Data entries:
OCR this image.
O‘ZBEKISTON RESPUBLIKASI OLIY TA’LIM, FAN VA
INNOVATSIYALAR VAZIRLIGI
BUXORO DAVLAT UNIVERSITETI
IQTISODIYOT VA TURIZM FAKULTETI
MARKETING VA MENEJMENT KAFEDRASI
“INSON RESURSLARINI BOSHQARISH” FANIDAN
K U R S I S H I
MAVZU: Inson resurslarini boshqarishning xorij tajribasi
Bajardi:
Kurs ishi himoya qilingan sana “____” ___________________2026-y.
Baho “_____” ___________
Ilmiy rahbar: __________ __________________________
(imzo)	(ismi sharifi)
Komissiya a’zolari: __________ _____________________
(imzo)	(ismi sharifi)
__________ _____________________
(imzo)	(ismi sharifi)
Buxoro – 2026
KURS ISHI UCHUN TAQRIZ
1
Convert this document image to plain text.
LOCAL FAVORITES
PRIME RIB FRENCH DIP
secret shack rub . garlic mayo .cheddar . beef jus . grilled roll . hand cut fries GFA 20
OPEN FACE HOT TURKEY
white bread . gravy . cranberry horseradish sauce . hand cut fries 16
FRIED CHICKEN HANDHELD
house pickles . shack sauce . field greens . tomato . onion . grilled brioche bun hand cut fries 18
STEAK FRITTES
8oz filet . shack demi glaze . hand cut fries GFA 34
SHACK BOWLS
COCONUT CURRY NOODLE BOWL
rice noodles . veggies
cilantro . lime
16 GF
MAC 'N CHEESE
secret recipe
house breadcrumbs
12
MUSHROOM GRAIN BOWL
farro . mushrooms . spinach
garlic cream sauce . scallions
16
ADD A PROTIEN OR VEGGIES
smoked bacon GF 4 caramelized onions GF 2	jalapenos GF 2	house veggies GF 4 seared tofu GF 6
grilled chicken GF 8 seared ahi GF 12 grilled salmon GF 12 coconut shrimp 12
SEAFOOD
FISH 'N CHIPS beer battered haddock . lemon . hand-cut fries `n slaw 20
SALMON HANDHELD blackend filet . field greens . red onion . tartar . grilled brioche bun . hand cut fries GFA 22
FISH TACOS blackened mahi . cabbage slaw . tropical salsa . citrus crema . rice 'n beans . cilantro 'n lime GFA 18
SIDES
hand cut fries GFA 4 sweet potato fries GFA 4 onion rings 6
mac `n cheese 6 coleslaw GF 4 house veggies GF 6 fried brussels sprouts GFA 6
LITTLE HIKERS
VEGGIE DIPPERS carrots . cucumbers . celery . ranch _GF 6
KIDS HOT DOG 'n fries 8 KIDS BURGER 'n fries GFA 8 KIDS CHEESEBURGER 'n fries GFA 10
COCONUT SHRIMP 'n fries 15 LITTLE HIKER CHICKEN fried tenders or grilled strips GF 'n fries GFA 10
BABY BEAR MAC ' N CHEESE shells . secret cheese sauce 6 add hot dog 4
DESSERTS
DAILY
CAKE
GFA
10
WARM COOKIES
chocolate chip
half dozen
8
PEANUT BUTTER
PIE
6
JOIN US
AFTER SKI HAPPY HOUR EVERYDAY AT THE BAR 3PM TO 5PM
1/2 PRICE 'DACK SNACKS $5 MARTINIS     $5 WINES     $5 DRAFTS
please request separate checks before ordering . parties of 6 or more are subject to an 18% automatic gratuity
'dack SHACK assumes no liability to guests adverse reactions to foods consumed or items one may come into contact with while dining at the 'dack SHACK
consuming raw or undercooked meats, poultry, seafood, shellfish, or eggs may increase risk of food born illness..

WHAT YOU HAVE TO DO:
Transcribe the data. Leave every line exactly as it is.

WRITTEN SOLUTION:
OCR this image.
O‘ZBEKISTON RESPUBLIKASI OLIY TA’LIM, FAN VA
INNOVATSIYALAR VAZIRLIGI
BUXORO DAVLAT UNIVERSITETI
IQTISODIYOT VA TURIZM FAKULTETI
MARKETING VA MENEJMENT KAFEDRASI
“INSON RESURSLARINI BOSHQARISH” FANIDAN
K U R S I S H I
MAVZU: Inson resurslarini boshqarishning xorij tajribasi
Bajardi:
Kurs ishi himoya qilingan sana “____” ___________________2026-y.
Baho “_____” ___________
Ilmiy rahbar: __________ __________________________
(imzo)	(ismi sharifi)
Komissiya a’zolari: __________ _____________________
(imzo)	(ismi sharifi)
__________ _____________________
(imzo)	(ismi sharifi)
Buxoro – 2026
KURS ISHI UCHUN TAQRIZ
1
Convert this document image to plain text.
LOCAL FAVORITES
PRIME RIB FRENCH DIP
secret shack rub . garlic mayo .cheddar . beef jus . grilled roll . hand cut fries GFA 20
OPEN FACE HOT TURKEY
white bread . gravy . cranberry horseradish sauce . hand cut fries 16
FRIED CHICKEN HANDHELD
house pickles . shack sauce . field greens . tomato . onion . grilled brioche bun hand cut fries 18
STEAK FRITTES
8oz filet . shack demi glaze . hand cut fries GFA 34
SHACK BOWLS
COCONUT CURRY NOODLE BOWL
rice noodles . veggies
cilantro . lime
16 GF
MAC 'N CHEESE
secret recipe
house breadcrumbs
12
MUSHROOM GRAIN BOWL
farro . mushrooms . spinach
garlic cream sauce . scallions
16
ADD A PROTIEN OR VEGGIES
smoked bacon GF 4 caramelized onions GF 2	jalapenos GF 2	house veggies GF 4 seared tofu GF 6
grilled chicken GF 8 seared ahi GF 12 grilled salmon GF 12 coconut shrimp 12
SEAFOOD
FISH 'N CHIPS beer battered haddock . lemon . hand-cut fries `n slaw 20
SALMON HANDHELD blackend filet . field greens . red onion . tartar . grilled brioche bun . hand cut fries GFA 22
FISH TACOS blackened mahi . cabbage slaw . tropical salsa . citrus crema . rice 'n beans . cilantro 'n lime GFA 18
SIDES
hand cut fries GFA 4 sweet potato fries GFA 4 onion rings 6
mac `n cheese 6 coleslaw GF 4 house veggies GF 6 fried brussels sprouts GFA 6
LITTLE HIKERS
VEGGIE DIPPERS carrots . cucumbers . celery . ranch _GF 6
KIDS HOT DOG 'n fries 8 KIDS BURGER 'n fries GFA 8 KIDS CHEESEBURGER 'n fries GFA 10
COCONUT SHRIMP 'n fries 15 LITTLE HIKER CHICKEN fried tenders or grilled strips GF 'n fries GFA 10
BABY BEAR MAC ' N CHEESE shells . secret cheese sauce 6 add hot dog 4
DESSERTS
DAILY
CAKE
GFA
10
WARM COOKIES
chocolate chip
half dozen
8
PEANUT BUTTER
PIE
6
JOIN US
AFTER SKI HAPPY HOUR EVERYDAY AT THE BAR 3PM TO 5PM
1/2 PRICE 'DACK SNACKS $5 MARTINIS     $5 WINES     $5 DRAFTS
please request separate checks before ordering . parties of 6 or more are subject to an 18% automatic gratuity
'dack SHACK assumes no liability to guests adverse reactions to foods consumed or items one may come into contact with while dining at the 'dack SHACK
consuming raw or undercooked meats, poultry, seafood, shellfish, or eggs may increase risk of food born illness..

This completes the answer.